#### Data for this exercise:
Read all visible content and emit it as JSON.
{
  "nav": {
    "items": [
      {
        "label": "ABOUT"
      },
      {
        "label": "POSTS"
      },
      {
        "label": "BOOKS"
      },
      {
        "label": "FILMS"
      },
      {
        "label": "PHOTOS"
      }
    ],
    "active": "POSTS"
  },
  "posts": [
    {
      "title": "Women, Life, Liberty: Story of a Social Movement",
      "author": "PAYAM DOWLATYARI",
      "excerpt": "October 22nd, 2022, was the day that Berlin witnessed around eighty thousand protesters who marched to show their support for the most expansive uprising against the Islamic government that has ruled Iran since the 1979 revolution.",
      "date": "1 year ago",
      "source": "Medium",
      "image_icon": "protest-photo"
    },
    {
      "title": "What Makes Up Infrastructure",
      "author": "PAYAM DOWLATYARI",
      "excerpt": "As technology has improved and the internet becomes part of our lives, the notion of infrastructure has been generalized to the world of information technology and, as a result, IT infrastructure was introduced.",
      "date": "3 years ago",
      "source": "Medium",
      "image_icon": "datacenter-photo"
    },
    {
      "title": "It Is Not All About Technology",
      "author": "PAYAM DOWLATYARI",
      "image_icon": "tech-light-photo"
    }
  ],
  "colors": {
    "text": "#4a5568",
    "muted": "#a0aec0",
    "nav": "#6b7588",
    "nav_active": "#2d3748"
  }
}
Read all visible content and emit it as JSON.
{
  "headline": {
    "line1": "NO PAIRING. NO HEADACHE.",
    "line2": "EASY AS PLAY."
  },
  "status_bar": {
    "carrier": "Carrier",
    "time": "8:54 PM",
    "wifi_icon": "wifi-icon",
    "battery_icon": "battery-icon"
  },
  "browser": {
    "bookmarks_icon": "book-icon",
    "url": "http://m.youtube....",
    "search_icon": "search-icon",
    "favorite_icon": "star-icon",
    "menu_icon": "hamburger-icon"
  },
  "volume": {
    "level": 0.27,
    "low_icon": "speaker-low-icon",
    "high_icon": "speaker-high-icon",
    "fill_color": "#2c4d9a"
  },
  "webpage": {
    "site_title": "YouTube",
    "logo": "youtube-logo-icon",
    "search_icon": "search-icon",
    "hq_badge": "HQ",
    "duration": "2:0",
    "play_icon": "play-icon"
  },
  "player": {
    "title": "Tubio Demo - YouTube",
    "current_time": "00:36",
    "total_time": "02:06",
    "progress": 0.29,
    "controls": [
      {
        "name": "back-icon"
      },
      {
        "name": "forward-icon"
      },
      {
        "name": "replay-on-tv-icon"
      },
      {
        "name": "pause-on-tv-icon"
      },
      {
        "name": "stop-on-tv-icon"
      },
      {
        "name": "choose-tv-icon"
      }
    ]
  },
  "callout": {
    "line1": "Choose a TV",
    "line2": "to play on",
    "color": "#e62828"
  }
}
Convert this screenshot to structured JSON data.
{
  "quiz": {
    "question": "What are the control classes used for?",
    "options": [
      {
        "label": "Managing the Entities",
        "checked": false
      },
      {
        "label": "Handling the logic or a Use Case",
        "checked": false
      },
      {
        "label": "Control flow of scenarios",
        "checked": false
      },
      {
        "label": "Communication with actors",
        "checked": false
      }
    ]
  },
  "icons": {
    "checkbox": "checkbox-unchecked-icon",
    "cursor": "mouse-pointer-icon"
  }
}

#### Request:
Copy exactly, and only, the lines from the one containing "Convert this screenshot" through the last line of the listing.

#### Answer to this task:
Convert this screenshot to structured JSON data.
{
  "quiz": {
    "question": "What are the control classes used for?",
    "options": [
      {
        "label": "Managing the Entities",
        "checked": false
      },
      {
        "label": "Handling the logic or a Use Case",
        "checked": false
      },
      {
        "label": "Control flow of scenarios",
        "checked": false
      },
      {
        "label": "Communication with actors",
        "checked": false
      }
    ]
  },
  "icons": {
    "checkbox": "checkbox-unchecked-icon",
    "cursor": "mouse-pointer-icon"
  }
}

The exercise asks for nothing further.